▸ **EXTRAIT DU DOCUMENT**
Elle prétend à titre subsidiaire que les paiements non contestés qu'elle a fait aux agences de publicité, l'ont libérée de sa dette et que la qualité de mandataire que la société Métrobus prête aux agences de publicité, ne résulte que d'un choix que cette société leur a imposé dans des contrats d'adhésion. Elle invoque des usages professionnels selon lesquels elle se serait libérée de sa dette envers le support de la publicité en payant les factures aux agences.
La société Glénat conclut en conséquence à l'infirmation du jugement déféré, et demande 30 000 F au titre de l'article 700 du nouveau Code de procédure civile.
La société Métrobus Publicité au contraire conclut à la confirmation du jugement déféré, tant sur la compétence du tribunal de Paris que sur les condamnations fondées sur l'engagement pris par les agences pour le compte de la société Glénat, leur mandant. Elle soutient que les paiements faits par le donneur d'ordre à ses mandataires ne sont pas libératoires à son égard. Elle réclame 10 000 F au titre de l'article 700 du nouveau Code de procédure civile.
Motifs de la Cour :
Sur la compétence :
Considérant que bien que la société Glénat ne les ait pas signés, les contrats de location d'espaces publicitaires stipulent clairement que les agences de publicité signataires ont agi en qualité de "mandataire ducroire" de la société des Editions Glénat pour le compte de laquelle les locations étaient conclues ;
Considérant que l'article 1984 du Code civil définit le mandat comme un acte juridique par lequel un mandant donne à un mandataire le pouvoir de faire quelque chose pour le compte du mandant ou en son nom, ce qui différencie le mandataire du commissionnaire qui agit pour son propre compte ; qu'il n'est justifié d'aucun usage professionnel faisant de l'agent de publicité un commissionnaire ;
Considérant que les stipulations des contrats et notamment la clause attribuant compétence au tribunal de Paris ont certes été rédigées par la société Métrobus ;qu'elles ne s'imposent à la société Glénat à défaut d'adhésion personnelle qu'autant qu'elle ait donné mandat effectif ou même seulement apparent aux agences qui les ont acceptées, de contracter pour son compte avec la société Métrobus ;
Considérant que la preuve de l'existence et de la nature de relations contractuelles est libre en matière commerciale.

▸ **CONSIGNES DE TRAVAIL**
Recopiez intégralement l'extrait de décision de justice ci-dessus, sans en modifier un seul mot ni un seul signe.

▸ **DONNÉES AFFICHÉES**

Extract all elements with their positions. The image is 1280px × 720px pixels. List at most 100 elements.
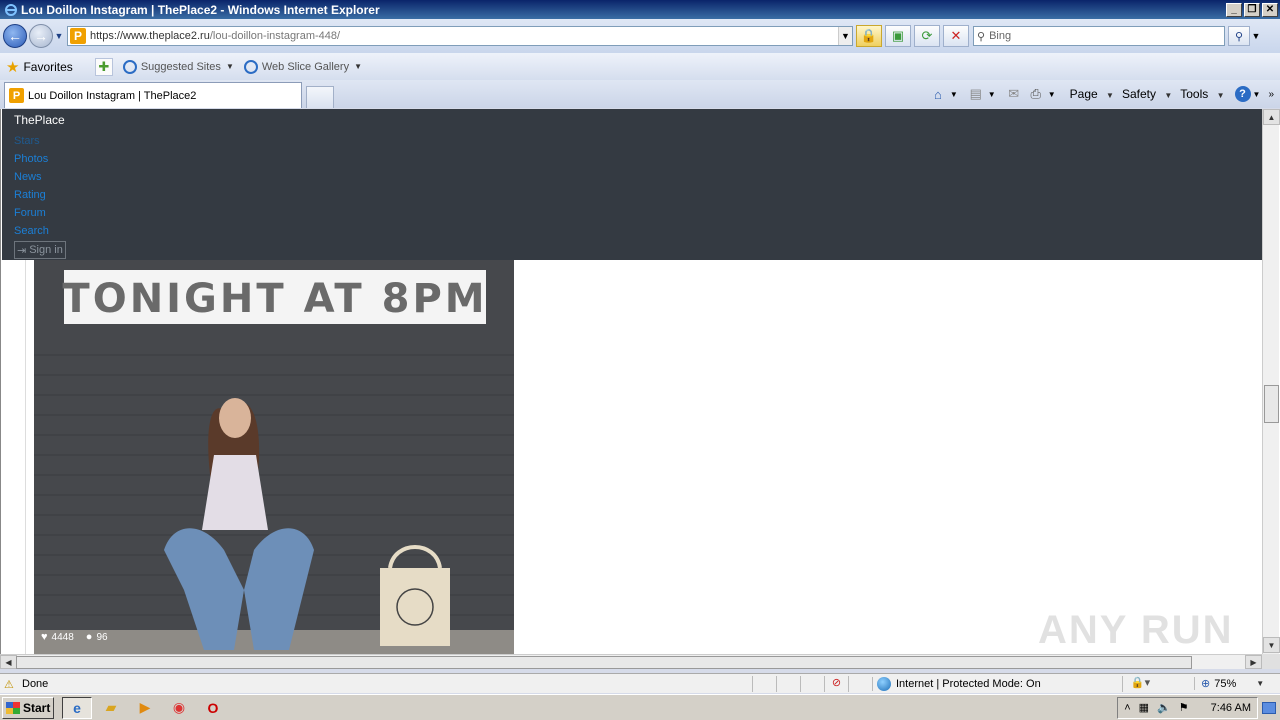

▸ **RÉSULTAT CI-DESSOUS**
Elle prétend à titre subsidiaire que les paiements non contestés qu'elle a fait aux agences de publicité, l'ont libérée de sa dette et que la qualité de mandataire que la société Métrobus prête aux agences de publicité, ne résulte que d'un choix que cette société leur a imposé dans des contrats d'adhésion. Elle invoque des usages professionnels selon lesquels elle se serait libérée de sa dette envers le support de la publicité en payant les factures aux agences.
La société Glénat conclut en conséquence à l'infirmation du jugement déféré, et demande 30 000 F au titre de l'article 700 du nouveau Code de procédure civile.
La société Métrobus Publicité au contraire conclut à la confirmation du jugement déféré, tant sur la compétence du tribunal de Paris que sur les condamnations fondées sur l'engagement pris par les agences pour le compte de la société Glénat, leur mandant. Elle soutient que les paiements faits par le donneur d'ordre à ses mandataires ne sont pas libératoires à son égard. Elle réclame 10 000 F au titre de l'article 700 du nouveau Code de procédure civile.
Motifs de la Cour :
Sur la compétence :
Considérant que bien que la société Glénat ne les ait pas signés, les contrats de location d'espaces publicitaires stipulent clairement que les agences de publicité signataires ont agi en qualité de "mandataire ducroire" de la société des Editions Glénat pour le compte de laquelle les locations étaient conclues ;
Considérant que l'article 1984 du Code civil définit le mandat comme un acte juridique par lequel un mandant donne à un mandataire le pouvoir de faire quelque chose pour le compte du mandant ou en son nom, ce qui différencie le mandataire du commissionnaire qui agit pour son propre compte ; qu'il n'est justifié d'aucun usage professionnel faisant de l'agent de publicité un commissionnaire ;
Considérant que les stipulations des contrats et notamment la clause attribuant compétence au tribunal de Paris ont certes été rédigées par la société Métrobus ;qu'elles ne s'imposent à la société Glénat à défaut d'adhésion personnelle qu'autant qu'elle ait donné mandat effectif ou même seulement apparent aux agences qui les ont acceptées, de contracter pour son compte avec la société Métrobus ;
Considérant que la preuve de l'existence et de la nature de relations contractuelles est libre en matière commerciale.